Instructions for the task: Copy each line of the data below with the word "this".

Information provided:

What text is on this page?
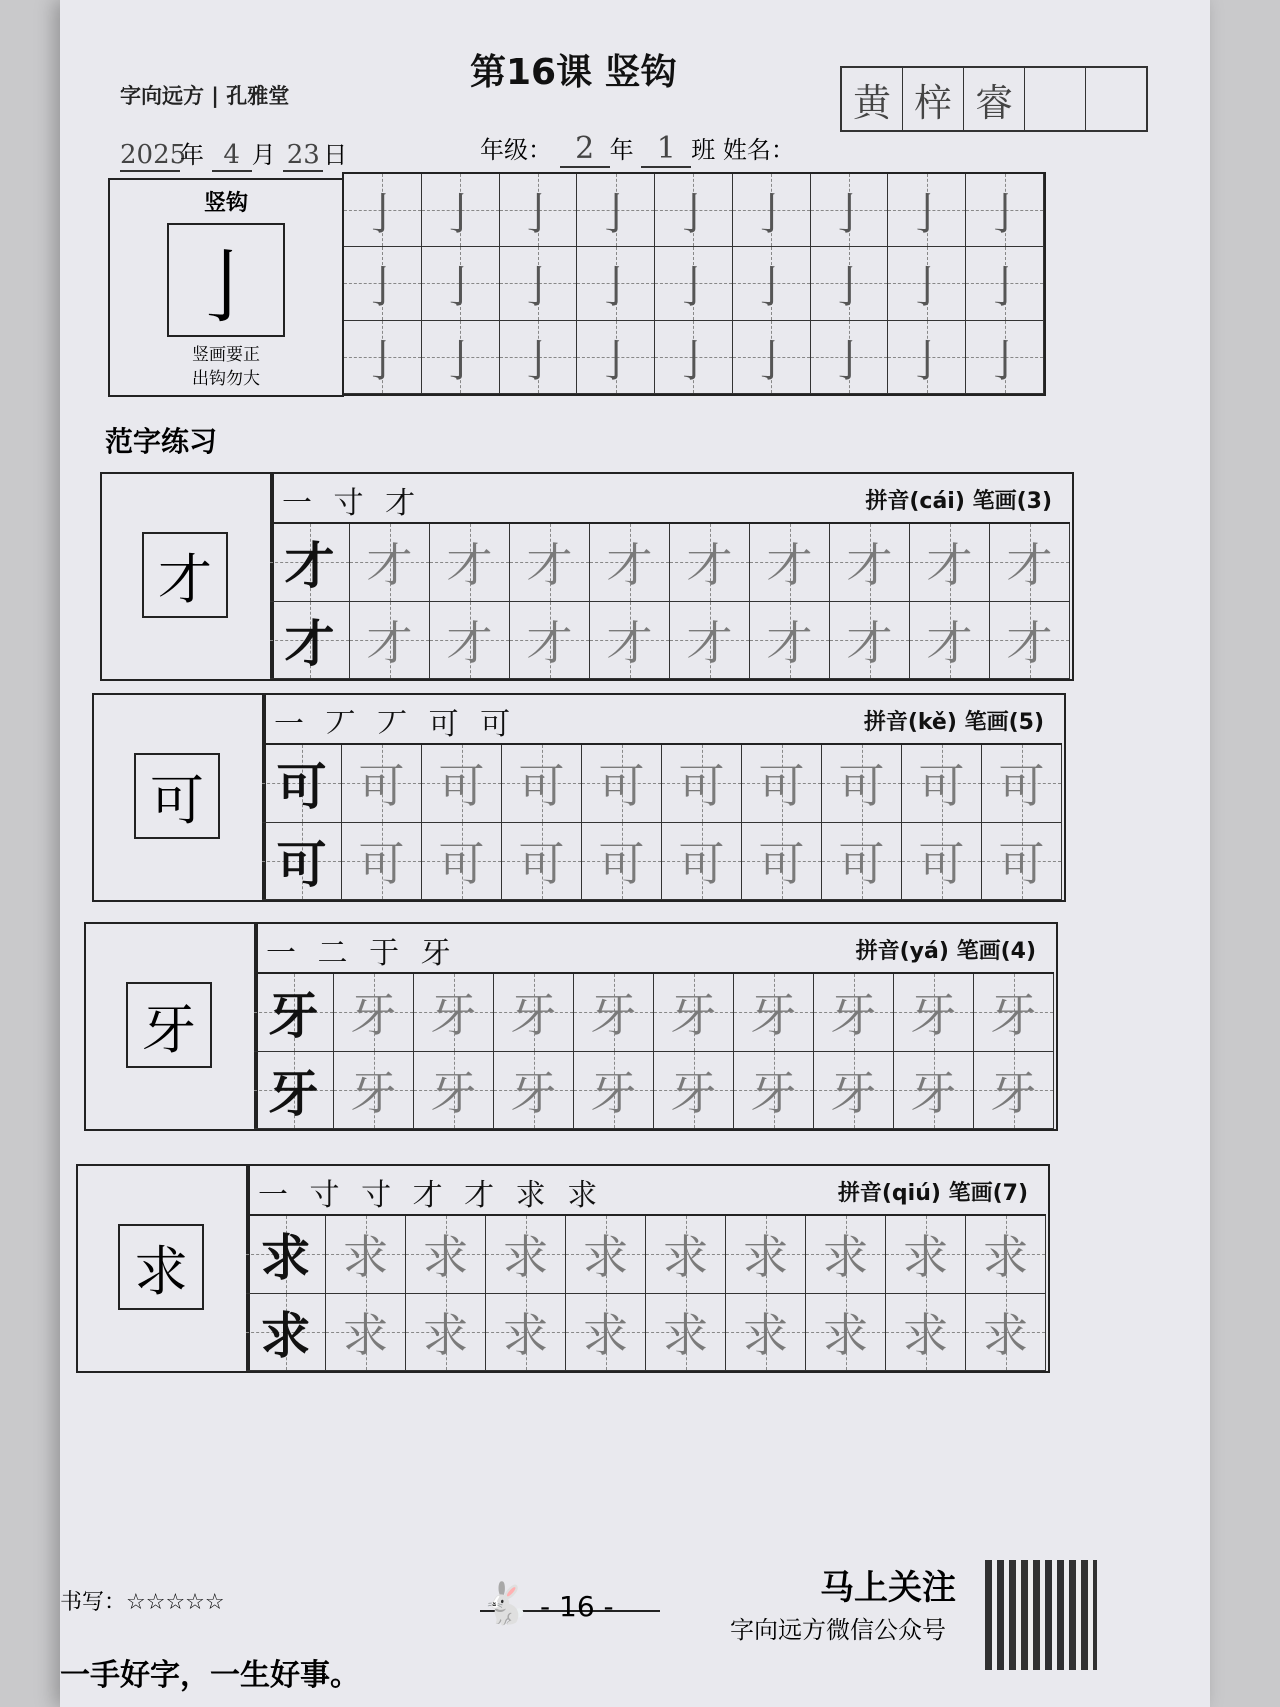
字向远方 | 孔雅堂
第16课 竖钩
黄 梓 睿
2025年 4 月 23 日	年级： 2 年 1 班 姓名：
竖钩
亅
竖画要正
出钩勿大
亅 亅 亅 亅 亅 亅 亅 亅 亅
亅 亅 亅 亅 亅 亅 亅 亅 亅
亅 亅 亅 亅 亅 亅 亅 亅 亅
范字练习
才
一 寸 才	拼音(cái) 笔画(3)
才 才 才 才 才 才 才 才 才 才
才 才 才 才 才 才 才 才 才 才
可
一 丆 丆 可 可	拼音(kě) 笔画(5)
可 可 可 可 可 可 可 可 可 可
可 可 可 可 可 可 可 可 可 可
牙
一 二 于 牙	拼音(yá) 笔画(4)
牙 牙 牙 牙 牙 牙 牙 牙 牙 牙
牙 牙 牙 牙 牙 牙 牙 牙 牙 牙
求
一 寸 寸 才 才 求 求	拼音(qiú) 笔画(7)
求 求 求 求 求 求 求 求 求 求
求 求 求 求 求 求 求 求 求 求
书写：☆☆☆☆☆	- 16 -
🐇	马上关注
字向远方微信公众号
一手好字，一生好事。
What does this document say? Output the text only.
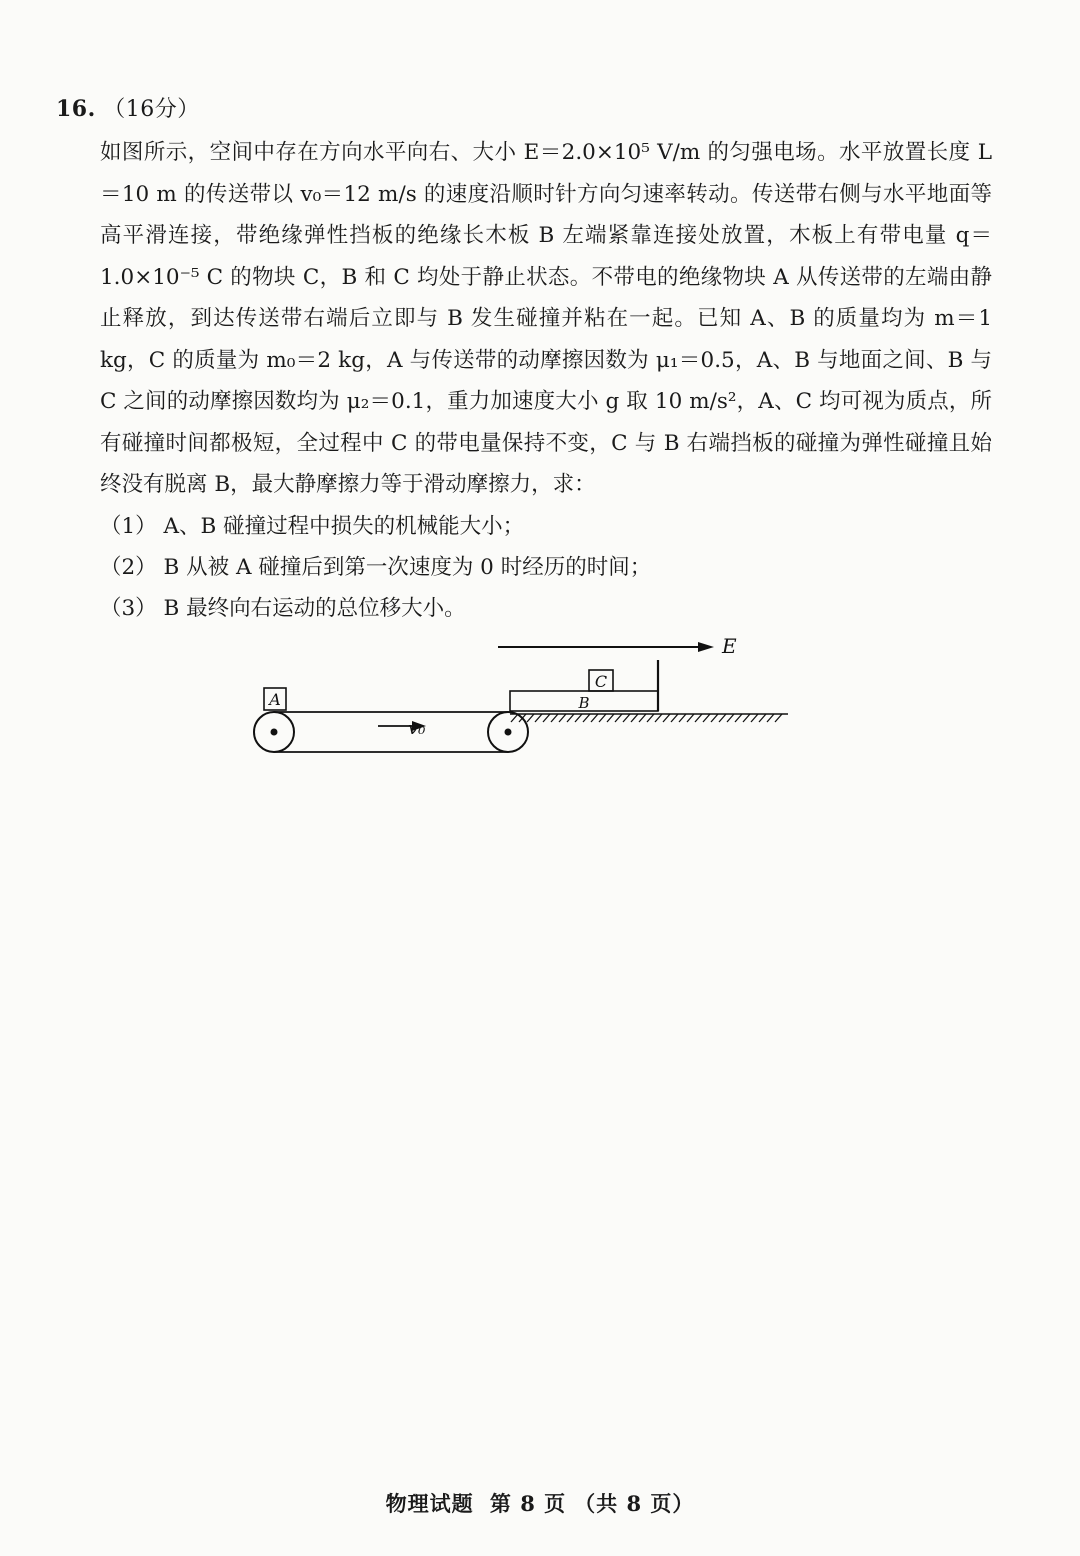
16. （16分）

如图所示，空间中存在方向水平向右、大小 E＝2.0×10⁵ V/m 的匀强电场。水平放置长度 L＝10 m 的传送带以 v₀＝12 m/s 的速度沿顺时针方向匀速率转动。传送带右侧与水平地面等高平滑连接，带绝缘弹性挡板的绝缘长木板 B 左端紧靠连接处放置，木板上有带电量 q＝1.0×10⁻⁵ C 的物块 C，B 和 C 均处于静止状态。不带电的绝缘物块 A 从传送带的左端由静止释放，到达传送带右端后立即与 B 发生碰撞并粘在一起。已知 A、B 的质量均为 m＝1 kg，C 的质量为 m₀＝2 kg，A 与传送带的动摩擦因数为 μ₁＝0.5，A、B 与地面之间、B 与 C 之间的动摩擦因数均为 μ₂＝0.1，重力加速度大小 g 取 10 m/s²，A、C 均可视为质点，所有碰撞时间都极短，全过程中 C 的带电量保持不变，C 与 B 右端挡板的碰撞为弹性碰撞且始终没有脱离 B，最大静摩擦力等于滑动摩擦力，求：

（1） A、B 碰撞过程中损失的机械能大小；
（2） B 从被 A 碰撞后到第一次速度为 0 时经历的时间；
（3） B 最终向右运动的总位移大小。
E
C
B
A
v₀
物理试题 第 8 页 （共 8 页）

Finished answer:
What text is on this page?
What does this document say? Output the text only.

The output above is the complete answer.